[start]

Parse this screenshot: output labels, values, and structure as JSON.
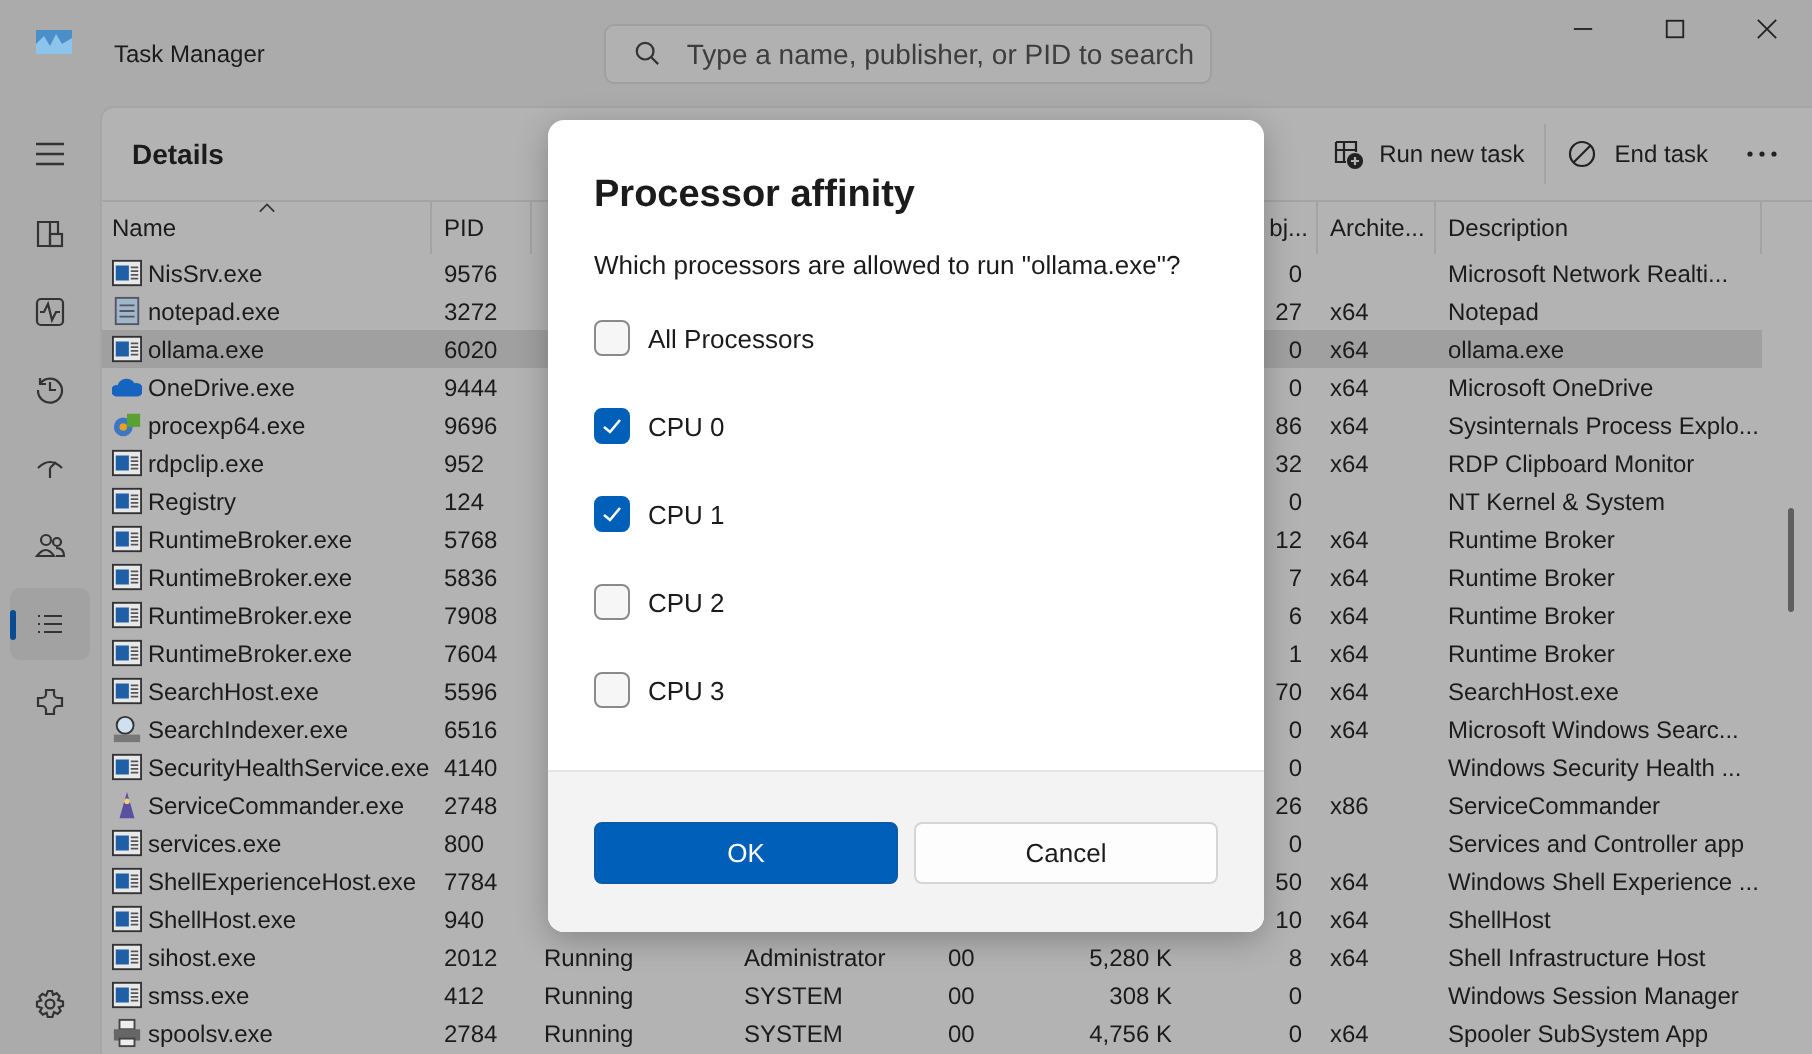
{
  "window": {
    "title": "Task Manager"
  },
  "search": {
    "placeholder": "Type a name, publisher, or PID to search"
  },
  "nav": [
    {
      "kind": "processes",
      "selected": false
    },
    {
      "kind": "performance",
      "selected": false
    },
    {
      "kind": "history",
      "selected": false
    },
    {
      "kind": "startup",
      "selected": false
    },
    {
      "kind": "users",
      "selected": false
    },
    {
      "kind": "details",
      "selected": true
    },
    {
      "kind": "services",
      "selected": false
    }
  ],
  "page_title": "Details",
  "toolbar": [
    {
      "kind": "run",
      "label": "Run new task"
    },
    {
      "kind": "end",
      "label": "End task"
    }
  ],
  "table": {
    "columns": [
      "Name",
      "PID",
      "bj...",
      "Archite...",
      "Description"
    ],
    "rows": [
      {
        "kind": "window",
        "name": "NisSrv.exe",
        "pid": "9576",
        "objects": "0",
        "arch": "",
        "description": "Microsoft Network Realti...",
        "selected": false
      },
      {
        "kind": "notepad",
        "name": "notepad.exe",
        "pid": "3272",
        "objects": "27",
        "arch": "x64",
        "description": "Notepad",
        "selected": false
      },
      {
        "kind": "window",
        "name": "ollama.exe",
        "pid": "6020",
        "objects": "0",
        "arch": "x64",
        "description": "ollama.exe",
        "selected": true
      },
      {
        "kind": "cloud",
        "name": "OneDrive.exe",
        "pid": "9444",
        "objects": "0",
        "arch": "x64",
        "description": "Microsoft OneDrive",
        "selected": false
      },
      {
        "kind": "procexp",
        "name": "procexp64.exe",
        "pid": "9696",
        "objects": "86",
        "arch": "x64",
        "description": "Sysinternals Process Explo...",
        "selected": false
      },
      {
        "kind": "window",
        "name": "rdpclip.exe",
        "pid": "952",
        "objects": "32",
        "arch": "x64",
        "description": "RDP Clipboard Monitor",
        "selected": false
      },
      {
        "kind": "window",
        "name": "Registry",
        "pid": "124",
        "objects": "0",
        "arch": "",
        "description": "NT Kernel & System",
        "selected": false
      },
      {
        "kind": "window",
        "name": "RuntimeBroker.exe",
        "pid": "5768",
        "objects": "12",
        "arch": "x64",
        "description": "Runtime Broker",
        "selected": false
      },
      {
        "kind": "window",
        "name": "RuntimeBroker.exe",
        "pid": "5836",
        "objects": "7",
        "arch": "x64",
        "description": "Runtime Broker",
        "selected": false
      },
      {
        "kind": "window",
        "name": "RuntimeBroker.exe",
        "pid": "7908",
        "objects": "6",
        "arch": "x64",
        "description": "Runtime Broker",
        "selected": false
      },
      {
        "kind": "window",
        "name": "RuntimeBroker.exe",
        "pid": "7604",
        "objects": "1",
        "arch": "x64",
        "description": "Runtime Broker",
        "selected": false
      },
      {
        "kind": "window",
        "name": "SearchHost.exe",
        "pid": "5596",
        "objects": "70",
        "arch": "x64",
        "description": "SearchHost.exe",
        "selected": false
      },
      {
        "kind": "search",
        "name": "SearchIndexer.exe",
        "pid": "6516",
        "objects": "0",
        "arch": "x64",
        "description": "Microsoft Windows Searc...",
        "selected": false
      },
      {
        "kind": "window",
        "name": "SecurityHealthService.exe",
        "pid": "4140",
        "objects": "0",
        "arch": "",
        "description": "Windows Security Health ...",
        "selected": false
      },
      {
        "kind": "wizard",
        "name": "ServiceCommander.exe",
        "pid": "2748",
        "objects": "26",
        "arch": "x86",
        "description": "ServiceCommander",
        "selected": false
      },
      {
        "kind": "window",
        "name": "services.exe",
        "pid": "800",
        "objects": "0",
        "arch": "",
        "description": "Services and Controller app",
        "selected": false
      },
      {
        "kind": "window",
        "name": "ShellExperienceHost.exe",
        "pid": "7784",
        "objects": "50",
        "arch": "x64",
        "description": "Windows Shell Experience ...",
        "selected": false
      },
      {
        "kind": "window",
        "name": "ShellHost.exe",
        "pid": "940",
        "objects": "10",
        "arch": "x64",
        "description": "ShellHost",
        "selected": false
      },
      {
        "kind": "window",
        "name": "sihost.exe",
        "pid": "2012",
        "status": "Running",
        "user": "Administrator",
        "cpu": "00",
        "memory": "5,280 K",
        "objects": "8",
        "arch": "x64",
        "description": "Shell Infrastructure Host",
        "selected": false
      },
      {
        "kind": "window",
        "name": "smss.exe",
        "pid": "412",
        "status": "Running",
        "user": "SYSTEM",
        "cpu": "00",
        "memory": "308 K",
        "objects": "0",
        "arch": "",
        "description": "Windows Session Manager",
        "selected": false
      },
      {
        "kind": "printer",
        "name": "spoolsv.exe",
        "pid": "2784",
        "status": "Running",
        "user": "SYSTEM",
        "cpu": "00",
        "memory": "4,756 K",
        "objects": "0",
        "arch": "x64",
        "description": "Spooler SubSystem App",
        "selected": false
      }
    ]
  },
  "dialog": {
    "title": "Processor affinity",
    "prompt": "Which processors are allowed to run \"ollama.exe\"?",
    "options": [
      {
        "label": "All Processors",
        "checked": false
      },
      {
        "label": "CPU 0",
        "checked": true
      },
      {
        "label": "CPU 1",
        "checked": true
      },
      {
        "label": "CPU 2",
        "checked": false
      },
      {
        "label": "CPU 3",
        "checked": false
      }
    ],
    "buttons": [
      {
        "label": "OK",
        "kind": "primary"
      },
      {
        "label": "Cancel",
        "kind": "secondary"
      }
    ]
  }
}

[end]

- GIVEN TASK:
Check each line above for the string "Microsoft" and show the ones that have it.

- CORRECT OUTPUT:
        "description": "Microsoft Network Realti...",
        "description": "Microsoft OneDrive",
        "description": "Microsoft Windows Searc...",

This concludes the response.